ENTRIES PROVIDED |
++++++++++

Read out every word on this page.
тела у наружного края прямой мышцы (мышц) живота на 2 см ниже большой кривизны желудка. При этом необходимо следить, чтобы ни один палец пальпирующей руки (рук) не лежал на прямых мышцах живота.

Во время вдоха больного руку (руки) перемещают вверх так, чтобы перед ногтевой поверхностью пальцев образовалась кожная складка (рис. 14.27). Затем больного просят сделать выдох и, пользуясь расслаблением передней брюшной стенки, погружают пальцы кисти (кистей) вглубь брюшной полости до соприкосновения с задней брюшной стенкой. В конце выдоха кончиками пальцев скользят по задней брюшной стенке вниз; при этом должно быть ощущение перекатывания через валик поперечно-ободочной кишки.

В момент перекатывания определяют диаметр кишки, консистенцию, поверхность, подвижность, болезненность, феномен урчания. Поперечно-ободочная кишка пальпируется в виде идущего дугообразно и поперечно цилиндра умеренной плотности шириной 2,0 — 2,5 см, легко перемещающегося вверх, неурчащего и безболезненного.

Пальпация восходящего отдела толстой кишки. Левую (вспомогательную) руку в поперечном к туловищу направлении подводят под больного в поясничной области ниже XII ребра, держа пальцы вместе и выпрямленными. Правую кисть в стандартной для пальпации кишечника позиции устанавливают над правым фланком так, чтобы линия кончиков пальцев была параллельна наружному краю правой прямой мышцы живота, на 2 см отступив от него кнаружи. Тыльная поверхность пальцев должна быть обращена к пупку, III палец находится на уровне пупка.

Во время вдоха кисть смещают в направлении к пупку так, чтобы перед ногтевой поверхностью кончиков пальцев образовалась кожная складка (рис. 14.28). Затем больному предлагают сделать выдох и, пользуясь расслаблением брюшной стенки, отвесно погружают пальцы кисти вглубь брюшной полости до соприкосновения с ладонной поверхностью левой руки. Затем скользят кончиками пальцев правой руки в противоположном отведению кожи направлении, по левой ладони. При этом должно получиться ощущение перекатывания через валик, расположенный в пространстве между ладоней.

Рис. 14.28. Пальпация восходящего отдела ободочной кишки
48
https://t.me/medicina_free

++++++++++

WHAT TO PRODUCE | Only lines with the word "больного" are wanted, so copy each one from the records.

OUTPUT BELOW |
Во время вдоха больного руку (руки) перемещают вверх так, чтобы перед ногтевой поверхностью пальцев образовалась кожная складка (рис. 14.27). Затем больного просят сделать выдох и, пользуясь расслаблением передней брюшной стенки, погружают пальцы кисти (кистей) вглубь брюшной полости до соприкосновения с задней брюшной стенкой. В конце выдоха кончиками пальцев скользят по задней брюшной стенке вниз; при этом должно быть ощущение перекатывания через валик поперечно-ободочной кишки.
Пальпация восходящего отдела толстой кишки. Левую (вспомогательную) руку в поперечном к туловищу направлении подводят под больного в поясничной области ниже XII ребра, держа пальцы вместе и выпрямленными. Правую кисть в стандартной для пальпации кишечника позиции устанавливают над правым фланком так, чтобы линия кончиков пальцев была параллельна наружному краю правой прямой мышцы живота, на 2 см отступив от него кнаружи. Тыльная поверхность пальцев должна быть обращена к пупку, III палец находится на уровне пупка.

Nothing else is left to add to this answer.